## Instructions to follow
From the entries below, please gather each line containing the string "content".

## Records supplied
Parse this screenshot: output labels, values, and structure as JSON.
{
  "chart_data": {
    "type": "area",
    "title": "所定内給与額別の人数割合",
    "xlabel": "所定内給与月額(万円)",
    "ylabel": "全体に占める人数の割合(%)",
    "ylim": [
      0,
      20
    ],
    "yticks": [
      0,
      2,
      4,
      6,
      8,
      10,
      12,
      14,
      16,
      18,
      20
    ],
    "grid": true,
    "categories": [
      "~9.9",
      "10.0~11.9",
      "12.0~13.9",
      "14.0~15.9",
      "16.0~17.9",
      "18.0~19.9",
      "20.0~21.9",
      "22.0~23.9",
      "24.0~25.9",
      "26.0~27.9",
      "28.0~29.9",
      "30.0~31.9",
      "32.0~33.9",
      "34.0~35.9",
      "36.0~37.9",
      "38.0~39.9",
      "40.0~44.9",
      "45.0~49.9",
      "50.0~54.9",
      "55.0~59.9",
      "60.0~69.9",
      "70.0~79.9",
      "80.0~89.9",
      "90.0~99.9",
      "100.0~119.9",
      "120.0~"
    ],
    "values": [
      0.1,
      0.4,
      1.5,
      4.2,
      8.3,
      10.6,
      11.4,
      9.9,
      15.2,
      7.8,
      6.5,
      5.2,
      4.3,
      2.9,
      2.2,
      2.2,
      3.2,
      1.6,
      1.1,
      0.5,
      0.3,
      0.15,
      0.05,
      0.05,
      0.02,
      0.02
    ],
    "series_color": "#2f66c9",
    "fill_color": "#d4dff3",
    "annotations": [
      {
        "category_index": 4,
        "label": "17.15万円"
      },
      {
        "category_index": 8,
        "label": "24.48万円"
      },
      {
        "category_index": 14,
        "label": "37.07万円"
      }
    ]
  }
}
* * *
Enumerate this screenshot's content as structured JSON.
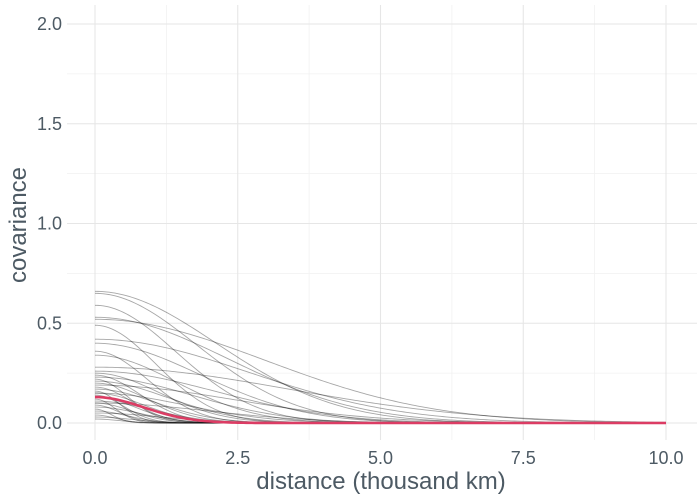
...
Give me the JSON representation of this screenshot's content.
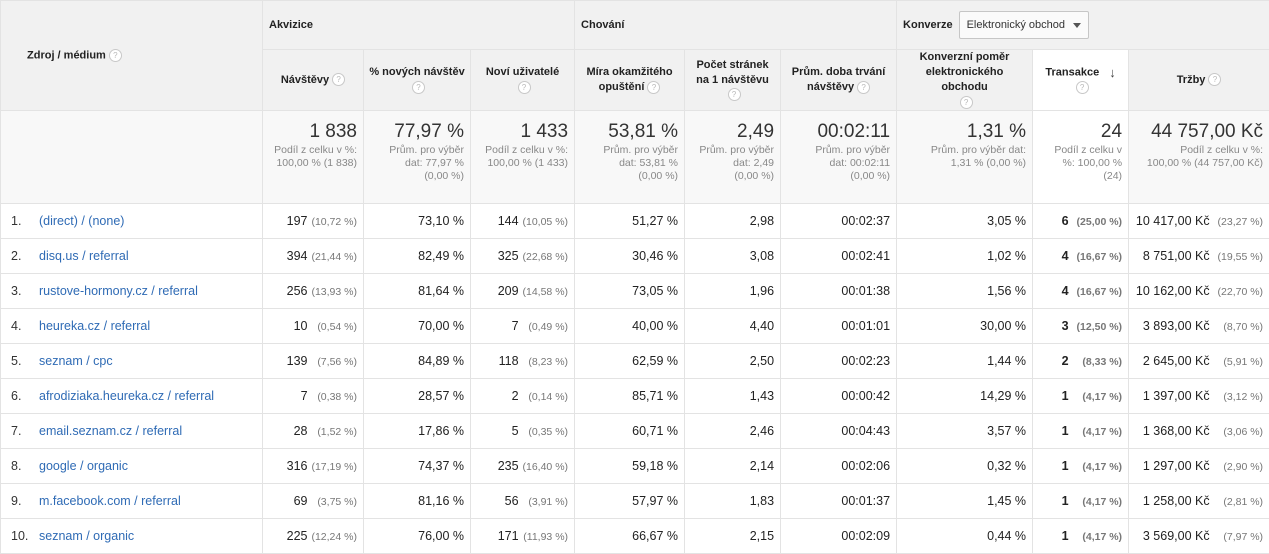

## Solution to the exercise
Enumerate this screenshot's content as structured JSON.
Give me the JSON representation of this screenshot's content.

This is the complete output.